DO THIS:
Gather every line holding the string "data".
━━ EXTRACTED MATERIAL
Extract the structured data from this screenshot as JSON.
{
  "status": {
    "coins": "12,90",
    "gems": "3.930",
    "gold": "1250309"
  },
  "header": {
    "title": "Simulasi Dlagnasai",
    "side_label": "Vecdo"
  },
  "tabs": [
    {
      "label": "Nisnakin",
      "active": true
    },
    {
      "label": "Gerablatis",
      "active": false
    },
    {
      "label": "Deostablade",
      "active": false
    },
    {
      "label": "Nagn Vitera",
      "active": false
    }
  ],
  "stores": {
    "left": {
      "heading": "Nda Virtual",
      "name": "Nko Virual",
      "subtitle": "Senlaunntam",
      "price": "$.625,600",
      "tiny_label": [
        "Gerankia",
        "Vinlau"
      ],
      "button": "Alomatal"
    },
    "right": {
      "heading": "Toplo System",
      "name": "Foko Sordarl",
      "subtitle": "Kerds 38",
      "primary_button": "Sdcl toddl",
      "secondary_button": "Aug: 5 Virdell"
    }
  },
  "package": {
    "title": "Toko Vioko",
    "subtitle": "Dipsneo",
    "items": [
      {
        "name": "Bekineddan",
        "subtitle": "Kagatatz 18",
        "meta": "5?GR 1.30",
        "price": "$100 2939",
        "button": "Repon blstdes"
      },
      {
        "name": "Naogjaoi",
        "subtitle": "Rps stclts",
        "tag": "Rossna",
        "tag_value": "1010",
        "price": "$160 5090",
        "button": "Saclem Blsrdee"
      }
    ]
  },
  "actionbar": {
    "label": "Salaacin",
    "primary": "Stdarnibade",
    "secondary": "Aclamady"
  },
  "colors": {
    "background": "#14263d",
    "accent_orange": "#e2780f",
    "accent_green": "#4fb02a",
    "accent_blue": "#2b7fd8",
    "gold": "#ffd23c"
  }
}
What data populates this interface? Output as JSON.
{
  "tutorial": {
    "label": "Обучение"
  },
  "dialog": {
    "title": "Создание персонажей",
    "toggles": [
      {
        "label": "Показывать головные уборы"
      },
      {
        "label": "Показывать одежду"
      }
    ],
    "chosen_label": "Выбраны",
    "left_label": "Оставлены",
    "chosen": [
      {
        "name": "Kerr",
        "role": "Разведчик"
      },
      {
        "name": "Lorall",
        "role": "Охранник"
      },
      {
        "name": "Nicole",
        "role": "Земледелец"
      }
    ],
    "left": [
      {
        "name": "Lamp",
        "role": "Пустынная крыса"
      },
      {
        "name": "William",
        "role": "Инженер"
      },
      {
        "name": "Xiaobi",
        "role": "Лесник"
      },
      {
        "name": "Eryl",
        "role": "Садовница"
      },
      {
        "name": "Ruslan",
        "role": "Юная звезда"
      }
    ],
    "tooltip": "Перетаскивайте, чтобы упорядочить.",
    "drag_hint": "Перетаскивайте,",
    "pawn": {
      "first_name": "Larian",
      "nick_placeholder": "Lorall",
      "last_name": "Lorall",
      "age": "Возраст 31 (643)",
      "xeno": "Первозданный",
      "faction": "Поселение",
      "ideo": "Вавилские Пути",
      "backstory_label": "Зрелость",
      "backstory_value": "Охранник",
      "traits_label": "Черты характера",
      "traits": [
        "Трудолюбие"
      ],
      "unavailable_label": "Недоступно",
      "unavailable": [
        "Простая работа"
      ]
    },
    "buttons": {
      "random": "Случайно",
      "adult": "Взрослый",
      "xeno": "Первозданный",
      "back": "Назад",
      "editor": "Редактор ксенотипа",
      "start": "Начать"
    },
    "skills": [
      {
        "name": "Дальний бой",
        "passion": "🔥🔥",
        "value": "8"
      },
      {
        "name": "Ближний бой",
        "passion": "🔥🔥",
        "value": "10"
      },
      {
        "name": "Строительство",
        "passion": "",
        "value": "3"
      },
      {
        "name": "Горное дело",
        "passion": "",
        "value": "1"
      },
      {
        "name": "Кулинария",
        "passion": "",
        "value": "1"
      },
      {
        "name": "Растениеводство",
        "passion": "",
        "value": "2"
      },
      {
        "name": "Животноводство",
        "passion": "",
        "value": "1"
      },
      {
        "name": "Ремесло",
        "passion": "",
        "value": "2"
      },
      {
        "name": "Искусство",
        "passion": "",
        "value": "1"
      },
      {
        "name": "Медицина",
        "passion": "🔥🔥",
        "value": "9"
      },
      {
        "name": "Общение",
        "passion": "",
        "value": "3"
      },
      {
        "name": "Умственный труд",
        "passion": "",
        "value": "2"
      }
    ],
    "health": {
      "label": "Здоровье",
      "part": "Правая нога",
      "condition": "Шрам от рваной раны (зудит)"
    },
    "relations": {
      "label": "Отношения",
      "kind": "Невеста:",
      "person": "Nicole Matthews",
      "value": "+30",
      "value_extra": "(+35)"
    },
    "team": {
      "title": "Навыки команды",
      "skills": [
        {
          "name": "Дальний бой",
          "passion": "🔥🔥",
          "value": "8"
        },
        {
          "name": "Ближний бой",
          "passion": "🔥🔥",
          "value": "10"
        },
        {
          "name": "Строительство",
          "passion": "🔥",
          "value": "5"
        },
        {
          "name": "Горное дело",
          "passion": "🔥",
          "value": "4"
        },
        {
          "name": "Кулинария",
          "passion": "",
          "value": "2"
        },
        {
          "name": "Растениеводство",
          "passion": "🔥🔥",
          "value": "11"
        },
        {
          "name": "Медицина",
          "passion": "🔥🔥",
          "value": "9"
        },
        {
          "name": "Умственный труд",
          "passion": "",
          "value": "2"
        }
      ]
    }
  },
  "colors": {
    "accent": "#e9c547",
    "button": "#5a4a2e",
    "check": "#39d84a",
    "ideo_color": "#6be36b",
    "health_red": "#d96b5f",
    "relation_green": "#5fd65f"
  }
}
━━━━
SOLUTION FOR THIS PROBLEM:
Extract the structured data from this screenshot as JSON.
What data populates this interface? Output as JSON.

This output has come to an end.